* **Listing**
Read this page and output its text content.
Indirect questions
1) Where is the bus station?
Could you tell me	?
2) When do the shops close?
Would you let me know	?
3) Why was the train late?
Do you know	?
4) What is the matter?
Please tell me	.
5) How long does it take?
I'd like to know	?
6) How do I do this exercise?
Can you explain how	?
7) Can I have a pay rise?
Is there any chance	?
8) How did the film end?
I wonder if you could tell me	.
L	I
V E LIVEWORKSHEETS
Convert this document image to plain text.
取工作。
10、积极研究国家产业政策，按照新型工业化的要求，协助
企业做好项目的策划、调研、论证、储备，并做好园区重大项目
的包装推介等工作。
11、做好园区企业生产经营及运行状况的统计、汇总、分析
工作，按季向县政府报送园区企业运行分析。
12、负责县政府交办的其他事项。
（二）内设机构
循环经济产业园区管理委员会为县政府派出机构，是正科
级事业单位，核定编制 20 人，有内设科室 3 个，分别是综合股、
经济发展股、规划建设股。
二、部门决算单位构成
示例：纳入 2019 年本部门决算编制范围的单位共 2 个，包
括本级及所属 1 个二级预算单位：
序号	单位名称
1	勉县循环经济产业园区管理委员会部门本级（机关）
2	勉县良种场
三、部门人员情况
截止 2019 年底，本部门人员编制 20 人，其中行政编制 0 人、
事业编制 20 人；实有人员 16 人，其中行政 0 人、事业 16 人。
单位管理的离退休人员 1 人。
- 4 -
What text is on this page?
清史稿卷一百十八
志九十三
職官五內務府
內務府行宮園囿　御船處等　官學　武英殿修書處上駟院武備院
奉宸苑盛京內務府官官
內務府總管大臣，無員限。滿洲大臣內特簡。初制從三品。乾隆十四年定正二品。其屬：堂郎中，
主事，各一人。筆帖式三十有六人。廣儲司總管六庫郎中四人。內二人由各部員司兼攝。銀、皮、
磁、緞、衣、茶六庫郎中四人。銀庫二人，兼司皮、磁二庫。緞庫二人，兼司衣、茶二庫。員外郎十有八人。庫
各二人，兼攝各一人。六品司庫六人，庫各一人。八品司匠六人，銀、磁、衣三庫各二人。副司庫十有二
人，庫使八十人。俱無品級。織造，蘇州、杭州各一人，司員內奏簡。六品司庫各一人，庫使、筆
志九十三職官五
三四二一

* **Required task**
Exactly repeat the lines from the line that contains "Convert this document image to plain text." to the end of the entries, both included, and leave out all other lines.

* **Solution for this task**
Convert this document image to plain text.
取工作。
10、积极研究国家产业政策，按照新型工业化的要求，协助
企业做好项目的策划、调研、论证、储备，并做好园区重大项目
的包装推介等工作。
11、做好园区企业生产经营及运行状况的统计、汇总、分析
工作，按季向县政府报送园区企业运行分析。
12、负责县政府交办的其他事项。
（二）内设机构
循环经济产业园区管理委员会为县政府派出机构，是正科
级事业单位，核定编制 20 人，有内设科室 3 个，分别是综合股、
经济发展股、规划建设股。
二、部门决算单位构成
示例：纳入 2019 年本部门决算编制范围的单位共 2 个，包
括本级及所属 1 个二级预算单位：
序号	单位名称
1	勉县循环经济产业园区管理委员会部门本级（机关）
2	勉县良种场
三、部门人员情况
截止 2019 年底，本部门人员编制 20 人，其中行政编制 0 人、
事业编制 20 人；实有人员 16 人，其中行政 0 人、事业 16 人。
单位管理的离退休人员 1 人。
- 4 -
What text is on this page?
清史稿卷一百十八
志九十三
職官五內務府
內務府行宮園囿　御船處等　官學　武英殿修書處上駟院武備院
奉宸苑盛京內務府官官
內務府總管大臣，無員限。滿洲大臣內特簡。初制從三品。乾隆十四年定正二品。其屬：堂郎中，
主事，各一人。筆帖式三十有六人。廣儲司總管六庫郎中四人。內二人由各部員司兼攝。銀、皮、
磁、緞、衣、茶六庫郎中四人。銀庫二人，兼司皮、磁二庫。緞庫二人，兼司衣、茶二庫。員外郎十有八人。庫
各二人，兼攝各一人。六品司庫六人，庫各一人。八品司匠六人，銀、磁、衣三庫各二人。副司庫十有二
人，庫使八十人。俱無品級。織造，蘇州、杭州各一人，司員內奏簡。六品司庫各一人，庫使、筆
志九十三職官五
三四二一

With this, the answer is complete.